Dataset records

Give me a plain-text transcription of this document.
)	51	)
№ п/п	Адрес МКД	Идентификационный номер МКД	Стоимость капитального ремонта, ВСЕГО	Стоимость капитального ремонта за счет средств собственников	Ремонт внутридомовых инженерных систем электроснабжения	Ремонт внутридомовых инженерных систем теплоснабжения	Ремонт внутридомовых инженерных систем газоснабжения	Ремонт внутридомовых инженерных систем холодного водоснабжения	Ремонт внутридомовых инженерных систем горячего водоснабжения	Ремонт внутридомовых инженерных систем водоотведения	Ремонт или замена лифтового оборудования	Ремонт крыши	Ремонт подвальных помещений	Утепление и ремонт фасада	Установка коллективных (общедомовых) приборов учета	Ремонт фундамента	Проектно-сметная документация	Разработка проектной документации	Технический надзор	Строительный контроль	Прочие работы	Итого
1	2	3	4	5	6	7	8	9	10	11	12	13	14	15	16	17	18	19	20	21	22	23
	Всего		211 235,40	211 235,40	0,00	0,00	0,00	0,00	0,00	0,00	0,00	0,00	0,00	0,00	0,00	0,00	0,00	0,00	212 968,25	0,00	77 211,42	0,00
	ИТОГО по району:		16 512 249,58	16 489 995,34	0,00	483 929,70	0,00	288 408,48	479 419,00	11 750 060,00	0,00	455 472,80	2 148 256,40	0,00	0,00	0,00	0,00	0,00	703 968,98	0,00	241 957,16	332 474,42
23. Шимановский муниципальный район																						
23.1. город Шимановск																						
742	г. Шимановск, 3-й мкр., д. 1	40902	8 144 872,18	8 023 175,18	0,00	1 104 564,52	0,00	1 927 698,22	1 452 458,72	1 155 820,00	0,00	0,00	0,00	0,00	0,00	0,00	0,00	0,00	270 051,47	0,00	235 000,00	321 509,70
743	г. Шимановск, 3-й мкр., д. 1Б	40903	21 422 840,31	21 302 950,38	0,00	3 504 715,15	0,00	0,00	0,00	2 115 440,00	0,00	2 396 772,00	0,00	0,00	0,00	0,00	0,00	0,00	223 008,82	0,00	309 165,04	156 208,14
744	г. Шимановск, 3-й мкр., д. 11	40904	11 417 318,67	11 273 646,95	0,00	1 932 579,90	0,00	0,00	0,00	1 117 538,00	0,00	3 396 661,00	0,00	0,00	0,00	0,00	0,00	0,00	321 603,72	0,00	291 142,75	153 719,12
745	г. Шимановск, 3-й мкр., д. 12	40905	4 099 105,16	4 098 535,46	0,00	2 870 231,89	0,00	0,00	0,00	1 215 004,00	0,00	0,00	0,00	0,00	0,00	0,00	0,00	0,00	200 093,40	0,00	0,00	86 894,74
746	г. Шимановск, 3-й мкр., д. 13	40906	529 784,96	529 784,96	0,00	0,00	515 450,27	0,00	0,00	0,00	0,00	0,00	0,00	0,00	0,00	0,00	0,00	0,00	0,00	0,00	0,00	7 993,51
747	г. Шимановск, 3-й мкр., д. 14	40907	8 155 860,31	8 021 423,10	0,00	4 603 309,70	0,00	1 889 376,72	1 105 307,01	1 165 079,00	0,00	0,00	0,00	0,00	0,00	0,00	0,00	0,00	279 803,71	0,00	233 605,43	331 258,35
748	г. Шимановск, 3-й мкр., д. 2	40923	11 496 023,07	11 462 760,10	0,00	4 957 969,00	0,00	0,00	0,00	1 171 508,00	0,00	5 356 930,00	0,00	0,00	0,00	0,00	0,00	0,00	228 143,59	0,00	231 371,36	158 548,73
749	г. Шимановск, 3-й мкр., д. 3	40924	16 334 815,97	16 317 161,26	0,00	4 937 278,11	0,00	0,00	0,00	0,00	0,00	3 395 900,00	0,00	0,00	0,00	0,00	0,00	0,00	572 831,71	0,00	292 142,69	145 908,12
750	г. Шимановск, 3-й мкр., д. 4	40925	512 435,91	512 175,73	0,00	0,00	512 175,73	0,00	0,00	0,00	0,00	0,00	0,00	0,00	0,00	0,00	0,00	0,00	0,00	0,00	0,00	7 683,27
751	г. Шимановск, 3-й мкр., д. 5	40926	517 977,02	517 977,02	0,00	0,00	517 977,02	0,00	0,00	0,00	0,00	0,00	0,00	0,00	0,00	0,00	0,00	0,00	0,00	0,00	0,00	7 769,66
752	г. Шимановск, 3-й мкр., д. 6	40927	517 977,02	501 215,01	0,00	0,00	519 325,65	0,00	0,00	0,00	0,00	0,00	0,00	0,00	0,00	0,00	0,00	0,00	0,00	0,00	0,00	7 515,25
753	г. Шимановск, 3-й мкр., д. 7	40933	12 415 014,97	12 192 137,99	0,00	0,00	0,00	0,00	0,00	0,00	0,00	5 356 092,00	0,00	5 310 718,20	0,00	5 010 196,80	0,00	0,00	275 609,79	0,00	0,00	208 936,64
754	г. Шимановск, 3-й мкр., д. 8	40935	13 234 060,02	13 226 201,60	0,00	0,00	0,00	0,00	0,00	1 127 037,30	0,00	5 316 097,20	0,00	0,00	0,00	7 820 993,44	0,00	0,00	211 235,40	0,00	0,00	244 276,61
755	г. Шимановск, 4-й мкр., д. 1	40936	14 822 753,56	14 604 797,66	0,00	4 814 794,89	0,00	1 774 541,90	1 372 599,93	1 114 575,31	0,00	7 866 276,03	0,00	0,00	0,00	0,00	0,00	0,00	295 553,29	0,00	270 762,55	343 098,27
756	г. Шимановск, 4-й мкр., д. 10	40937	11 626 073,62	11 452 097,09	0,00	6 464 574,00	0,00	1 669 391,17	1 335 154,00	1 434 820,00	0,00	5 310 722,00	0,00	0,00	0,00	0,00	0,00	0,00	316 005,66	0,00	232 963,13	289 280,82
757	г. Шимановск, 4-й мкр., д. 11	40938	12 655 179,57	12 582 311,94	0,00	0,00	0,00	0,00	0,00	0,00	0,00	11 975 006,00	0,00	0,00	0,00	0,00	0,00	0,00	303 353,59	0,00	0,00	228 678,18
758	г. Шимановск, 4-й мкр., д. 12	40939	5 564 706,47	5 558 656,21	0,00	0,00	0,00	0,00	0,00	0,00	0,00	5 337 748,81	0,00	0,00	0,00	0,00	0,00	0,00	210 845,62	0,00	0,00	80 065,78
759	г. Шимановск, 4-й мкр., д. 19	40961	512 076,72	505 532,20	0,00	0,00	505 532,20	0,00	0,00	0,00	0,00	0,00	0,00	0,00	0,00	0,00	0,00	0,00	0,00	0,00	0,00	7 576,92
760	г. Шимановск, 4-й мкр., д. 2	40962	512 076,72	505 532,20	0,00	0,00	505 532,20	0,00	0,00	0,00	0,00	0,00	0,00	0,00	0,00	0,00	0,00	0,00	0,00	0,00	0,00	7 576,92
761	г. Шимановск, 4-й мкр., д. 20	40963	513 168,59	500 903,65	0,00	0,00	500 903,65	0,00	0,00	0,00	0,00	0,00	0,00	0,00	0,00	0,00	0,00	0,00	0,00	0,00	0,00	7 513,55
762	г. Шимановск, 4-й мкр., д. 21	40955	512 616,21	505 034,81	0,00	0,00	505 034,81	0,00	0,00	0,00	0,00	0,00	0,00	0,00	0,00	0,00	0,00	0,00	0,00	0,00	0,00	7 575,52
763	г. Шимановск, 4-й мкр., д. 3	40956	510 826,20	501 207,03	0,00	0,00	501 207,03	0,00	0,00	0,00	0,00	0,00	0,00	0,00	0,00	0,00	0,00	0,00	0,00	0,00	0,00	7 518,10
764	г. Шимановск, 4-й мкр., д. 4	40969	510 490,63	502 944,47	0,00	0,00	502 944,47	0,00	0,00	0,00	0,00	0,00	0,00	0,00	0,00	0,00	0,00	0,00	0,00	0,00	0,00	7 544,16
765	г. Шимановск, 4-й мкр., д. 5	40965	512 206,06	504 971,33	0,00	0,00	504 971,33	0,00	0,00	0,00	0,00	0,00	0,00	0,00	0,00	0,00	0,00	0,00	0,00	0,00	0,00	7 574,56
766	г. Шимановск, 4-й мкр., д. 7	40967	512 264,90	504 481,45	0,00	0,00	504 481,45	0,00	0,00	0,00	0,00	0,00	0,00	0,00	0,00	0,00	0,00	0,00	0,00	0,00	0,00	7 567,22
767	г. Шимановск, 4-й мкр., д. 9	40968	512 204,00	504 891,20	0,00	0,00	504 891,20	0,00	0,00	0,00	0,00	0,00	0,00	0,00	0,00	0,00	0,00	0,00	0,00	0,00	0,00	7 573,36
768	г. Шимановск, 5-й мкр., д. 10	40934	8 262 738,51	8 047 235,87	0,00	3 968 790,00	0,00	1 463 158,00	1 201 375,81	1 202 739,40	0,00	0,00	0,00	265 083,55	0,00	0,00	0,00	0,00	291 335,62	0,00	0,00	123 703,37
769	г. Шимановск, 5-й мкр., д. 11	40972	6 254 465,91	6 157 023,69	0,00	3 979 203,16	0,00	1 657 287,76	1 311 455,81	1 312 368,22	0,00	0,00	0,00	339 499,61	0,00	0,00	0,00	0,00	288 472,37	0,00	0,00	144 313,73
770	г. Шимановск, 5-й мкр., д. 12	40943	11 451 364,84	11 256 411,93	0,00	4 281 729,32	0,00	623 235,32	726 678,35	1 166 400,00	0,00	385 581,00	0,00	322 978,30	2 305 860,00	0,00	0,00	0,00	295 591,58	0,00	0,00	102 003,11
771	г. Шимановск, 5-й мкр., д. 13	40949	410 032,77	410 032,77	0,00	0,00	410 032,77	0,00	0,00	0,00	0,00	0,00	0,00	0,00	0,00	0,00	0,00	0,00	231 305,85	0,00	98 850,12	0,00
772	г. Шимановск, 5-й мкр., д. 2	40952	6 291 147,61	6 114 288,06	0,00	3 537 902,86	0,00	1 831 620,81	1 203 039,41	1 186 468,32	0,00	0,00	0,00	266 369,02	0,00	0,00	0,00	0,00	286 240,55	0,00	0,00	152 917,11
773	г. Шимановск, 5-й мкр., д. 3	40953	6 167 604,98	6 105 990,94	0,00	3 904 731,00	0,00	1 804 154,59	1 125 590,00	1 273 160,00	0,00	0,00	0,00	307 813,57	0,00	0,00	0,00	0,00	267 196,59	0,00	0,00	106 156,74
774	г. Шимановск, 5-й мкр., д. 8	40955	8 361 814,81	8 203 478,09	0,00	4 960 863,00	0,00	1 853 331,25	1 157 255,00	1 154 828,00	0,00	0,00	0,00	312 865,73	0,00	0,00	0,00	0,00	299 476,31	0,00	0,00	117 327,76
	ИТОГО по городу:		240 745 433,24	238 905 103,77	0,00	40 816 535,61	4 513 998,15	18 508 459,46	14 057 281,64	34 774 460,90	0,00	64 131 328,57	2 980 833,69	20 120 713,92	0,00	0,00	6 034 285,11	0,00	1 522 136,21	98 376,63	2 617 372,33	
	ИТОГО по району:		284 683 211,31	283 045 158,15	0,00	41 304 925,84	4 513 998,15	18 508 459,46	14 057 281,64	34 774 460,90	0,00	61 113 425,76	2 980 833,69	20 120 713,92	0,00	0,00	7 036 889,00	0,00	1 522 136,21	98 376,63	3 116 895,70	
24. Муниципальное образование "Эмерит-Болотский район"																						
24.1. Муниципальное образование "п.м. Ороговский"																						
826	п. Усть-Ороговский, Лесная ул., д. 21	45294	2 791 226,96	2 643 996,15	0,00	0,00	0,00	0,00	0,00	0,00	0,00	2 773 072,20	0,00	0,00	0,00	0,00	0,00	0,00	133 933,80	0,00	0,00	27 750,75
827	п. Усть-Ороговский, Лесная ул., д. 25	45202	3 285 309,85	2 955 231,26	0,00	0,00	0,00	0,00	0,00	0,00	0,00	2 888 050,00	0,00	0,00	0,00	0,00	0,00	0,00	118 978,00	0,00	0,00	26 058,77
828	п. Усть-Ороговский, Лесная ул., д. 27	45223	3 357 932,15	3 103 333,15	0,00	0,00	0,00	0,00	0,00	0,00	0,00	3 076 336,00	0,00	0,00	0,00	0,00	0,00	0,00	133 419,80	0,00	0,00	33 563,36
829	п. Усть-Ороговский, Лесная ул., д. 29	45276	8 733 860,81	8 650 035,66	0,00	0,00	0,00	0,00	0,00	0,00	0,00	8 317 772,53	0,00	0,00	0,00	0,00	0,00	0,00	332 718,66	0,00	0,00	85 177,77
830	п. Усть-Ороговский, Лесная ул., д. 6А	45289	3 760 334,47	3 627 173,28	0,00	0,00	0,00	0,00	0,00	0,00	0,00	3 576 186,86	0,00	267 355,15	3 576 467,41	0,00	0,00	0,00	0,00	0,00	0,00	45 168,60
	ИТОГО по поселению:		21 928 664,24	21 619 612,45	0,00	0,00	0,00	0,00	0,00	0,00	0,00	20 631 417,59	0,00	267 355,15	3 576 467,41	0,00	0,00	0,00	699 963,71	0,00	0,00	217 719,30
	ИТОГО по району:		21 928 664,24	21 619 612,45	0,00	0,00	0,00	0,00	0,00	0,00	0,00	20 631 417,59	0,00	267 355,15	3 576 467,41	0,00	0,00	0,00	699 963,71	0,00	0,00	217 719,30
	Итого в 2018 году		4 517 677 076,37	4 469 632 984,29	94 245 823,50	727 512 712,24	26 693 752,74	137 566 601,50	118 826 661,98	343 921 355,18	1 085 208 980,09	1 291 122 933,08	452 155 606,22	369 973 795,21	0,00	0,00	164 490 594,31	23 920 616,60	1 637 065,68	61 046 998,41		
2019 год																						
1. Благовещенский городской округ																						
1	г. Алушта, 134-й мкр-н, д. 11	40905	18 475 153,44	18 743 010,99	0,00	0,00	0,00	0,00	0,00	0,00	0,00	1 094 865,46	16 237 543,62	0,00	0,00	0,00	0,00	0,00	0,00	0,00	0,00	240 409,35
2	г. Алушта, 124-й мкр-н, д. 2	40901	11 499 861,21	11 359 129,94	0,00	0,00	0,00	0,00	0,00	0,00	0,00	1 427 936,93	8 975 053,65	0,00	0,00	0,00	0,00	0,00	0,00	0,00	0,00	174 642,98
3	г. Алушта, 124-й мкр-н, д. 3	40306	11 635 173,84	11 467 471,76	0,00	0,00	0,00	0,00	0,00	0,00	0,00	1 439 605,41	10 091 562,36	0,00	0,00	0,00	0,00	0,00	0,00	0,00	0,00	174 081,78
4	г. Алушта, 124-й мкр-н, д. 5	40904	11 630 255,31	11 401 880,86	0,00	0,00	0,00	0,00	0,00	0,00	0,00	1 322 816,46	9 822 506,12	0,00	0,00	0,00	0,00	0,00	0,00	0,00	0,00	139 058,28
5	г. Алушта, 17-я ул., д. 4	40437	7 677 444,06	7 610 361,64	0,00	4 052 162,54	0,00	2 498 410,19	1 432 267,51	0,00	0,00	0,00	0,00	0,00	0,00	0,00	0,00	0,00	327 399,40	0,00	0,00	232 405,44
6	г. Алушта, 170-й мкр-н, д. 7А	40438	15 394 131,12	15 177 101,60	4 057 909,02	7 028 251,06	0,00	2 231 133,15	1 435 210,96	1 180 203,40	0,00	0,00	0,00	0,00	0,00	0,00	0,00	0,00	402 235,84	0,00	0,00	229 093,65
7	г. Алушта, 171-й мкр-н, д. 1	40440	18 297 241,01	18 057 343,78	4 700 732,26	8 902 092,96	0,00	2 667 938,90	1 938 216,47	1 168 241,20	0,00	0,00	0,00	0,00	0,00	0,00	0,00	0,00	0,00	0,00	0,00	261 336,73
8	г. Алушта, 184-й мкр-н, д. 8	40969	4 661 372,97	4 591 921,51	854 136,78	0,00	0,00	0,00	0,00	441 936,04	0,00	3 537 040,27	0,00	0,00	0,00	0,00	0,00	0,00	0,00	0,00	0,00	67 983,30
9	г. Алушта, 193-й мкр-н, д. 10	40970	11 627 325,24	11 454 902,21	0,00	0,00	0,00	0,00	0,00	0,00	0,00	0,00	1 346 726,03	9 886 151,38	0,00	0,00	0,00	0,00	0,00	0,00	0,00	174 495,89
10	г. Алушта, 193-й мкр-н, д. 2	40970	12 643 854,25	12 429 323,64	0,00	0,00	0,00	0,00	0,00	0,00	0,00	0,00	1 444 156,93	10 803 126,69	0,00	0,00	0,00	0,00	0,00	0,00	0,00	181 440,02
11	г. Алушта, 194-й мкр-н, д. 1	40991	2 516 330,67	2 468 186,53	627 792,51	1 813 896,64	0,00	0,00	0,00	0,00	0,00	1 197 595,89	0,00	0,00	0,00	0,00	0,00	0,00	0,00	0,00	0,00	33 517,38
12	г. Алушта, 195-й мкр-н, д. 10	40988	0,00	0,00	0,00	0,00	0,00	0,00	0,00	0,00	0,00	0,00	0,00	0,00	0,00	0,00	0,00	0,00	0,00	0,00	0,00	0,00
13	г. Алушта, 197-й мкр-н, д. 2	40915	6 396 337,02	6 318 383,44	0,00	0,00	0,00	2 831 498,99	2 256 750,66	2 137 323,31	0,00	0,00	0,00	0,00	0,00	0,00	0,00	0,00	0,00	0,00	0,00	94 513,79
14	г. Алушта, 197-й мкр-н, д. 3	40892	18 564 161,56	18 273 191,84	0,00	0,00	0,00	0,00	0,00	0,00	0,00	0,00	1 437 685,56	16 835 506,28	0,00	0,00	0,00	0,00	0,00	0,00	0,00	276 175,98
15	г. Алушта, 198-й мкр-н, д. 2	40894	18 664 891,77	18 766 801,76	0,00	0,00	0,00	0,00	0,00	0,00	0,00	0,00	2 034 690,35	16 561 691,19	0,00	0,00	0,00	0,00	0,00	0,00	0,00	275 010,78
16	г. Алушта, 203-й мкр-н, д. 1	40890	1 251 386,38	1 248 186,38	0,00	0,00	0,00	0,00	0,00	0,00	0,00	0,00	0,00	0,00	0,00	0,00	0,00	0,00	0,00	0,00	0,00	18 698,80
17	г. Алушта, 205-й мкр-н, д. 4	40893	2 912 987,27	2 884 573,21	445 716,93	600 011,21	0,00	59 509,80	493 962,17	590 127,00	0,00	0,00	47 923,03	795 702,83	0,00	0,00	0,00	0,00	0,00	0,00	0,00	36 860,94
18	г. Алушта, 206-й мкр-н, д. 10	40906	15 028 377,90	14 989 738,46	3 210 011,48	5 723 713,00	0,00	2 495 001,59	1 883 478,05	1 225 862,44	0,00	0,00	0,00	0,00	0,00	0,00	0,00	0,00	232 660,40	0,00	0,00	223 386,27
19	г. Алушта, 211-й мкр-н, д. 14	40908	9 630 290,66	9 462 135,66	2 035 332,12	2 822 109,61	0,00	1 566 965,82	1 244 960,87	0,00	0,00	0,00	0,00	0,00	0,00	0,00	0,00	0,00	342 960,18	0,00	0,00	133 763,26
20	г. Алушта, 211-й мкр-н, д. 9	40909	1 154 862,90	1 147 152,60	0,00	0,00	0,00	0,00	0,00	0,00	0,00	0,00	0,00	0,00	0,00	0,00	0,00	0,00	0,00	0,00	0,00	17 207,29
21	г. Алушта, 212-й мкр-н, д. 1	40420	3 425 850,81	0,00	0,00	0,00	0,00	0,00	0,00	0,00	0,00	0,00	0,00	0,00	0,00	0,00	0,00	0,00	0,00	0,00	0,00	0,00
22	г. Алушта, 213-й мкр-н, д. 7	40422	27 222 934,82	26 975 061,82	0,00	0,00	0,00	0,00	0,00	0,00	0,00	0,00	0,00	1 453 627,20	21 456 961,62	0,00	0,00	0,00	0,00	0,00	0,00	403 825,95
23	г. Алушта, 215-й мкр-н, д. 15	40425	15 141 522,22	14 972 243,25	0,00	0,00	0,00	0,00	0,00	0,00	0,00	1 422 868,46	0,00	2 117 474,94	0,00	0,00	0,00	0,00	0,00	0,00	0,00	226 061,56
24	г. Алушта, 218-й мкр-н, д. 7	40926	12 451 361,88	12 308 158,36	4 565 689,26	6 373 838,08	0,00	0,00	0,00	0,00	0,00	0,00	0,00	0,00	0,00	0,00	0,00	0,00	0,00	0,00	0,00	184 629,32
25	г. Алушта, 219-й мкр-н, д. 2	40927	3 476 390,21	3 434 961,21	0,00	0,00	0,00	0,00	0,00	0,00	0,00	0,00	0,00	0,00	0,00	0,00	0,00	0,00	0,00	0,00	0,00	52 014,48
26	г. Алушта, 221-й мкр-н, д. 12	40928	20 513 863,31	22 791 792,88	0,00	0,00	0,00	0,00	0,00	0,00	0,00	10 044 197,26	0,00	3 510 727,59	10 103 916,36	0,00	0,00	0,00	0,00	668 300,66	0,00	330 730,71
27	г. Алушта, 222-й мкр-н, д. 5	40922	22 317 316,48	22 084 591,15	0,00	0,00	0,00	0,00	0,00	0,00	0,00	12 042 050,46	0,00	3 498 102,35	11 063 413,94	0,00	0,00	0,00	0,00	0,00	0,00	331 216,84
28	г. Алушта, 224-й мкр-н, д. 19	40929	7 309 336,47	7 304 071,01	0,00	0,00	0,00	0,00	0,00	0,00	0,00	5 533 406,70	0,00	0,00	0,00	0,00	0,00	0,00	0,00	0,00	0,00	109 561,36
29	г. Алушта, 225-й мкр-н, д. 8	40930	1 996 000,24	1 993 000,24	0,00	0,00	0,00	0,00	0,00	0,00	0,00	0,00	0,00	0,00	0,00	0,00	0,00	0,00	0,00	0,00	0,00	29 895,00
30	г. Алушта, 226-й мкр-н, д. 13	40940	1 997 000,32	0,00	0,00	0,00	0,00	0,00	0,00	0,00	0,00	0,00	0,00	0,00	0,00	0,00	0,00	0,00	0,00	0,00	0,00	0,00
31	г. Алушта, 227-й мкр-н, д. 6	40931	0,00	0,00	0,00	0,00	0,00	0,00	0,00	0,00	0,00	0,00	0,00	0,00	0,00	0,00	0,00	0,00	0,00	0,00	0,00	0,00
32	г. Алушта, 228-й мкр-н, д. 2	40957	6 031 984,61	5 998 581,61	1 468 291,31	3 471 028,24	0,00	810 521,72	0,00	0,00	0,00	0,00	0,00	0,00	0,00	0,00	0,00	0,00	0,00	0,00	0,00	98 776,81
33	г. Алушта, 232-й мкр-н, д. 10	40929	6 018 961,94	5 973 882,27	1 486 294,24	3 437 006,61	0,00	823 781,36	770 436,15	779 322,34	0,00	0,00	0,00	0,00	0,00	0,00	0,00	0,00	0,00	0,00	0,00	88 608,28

— What is required —
Copy each line of the preceding data that contains the string "образование".

— Answer to the exercise —
24. Муниципальное образование "Эмерит-Болотский район"																						
24.1. Муниципальное образование "п.м. Ороговский"																						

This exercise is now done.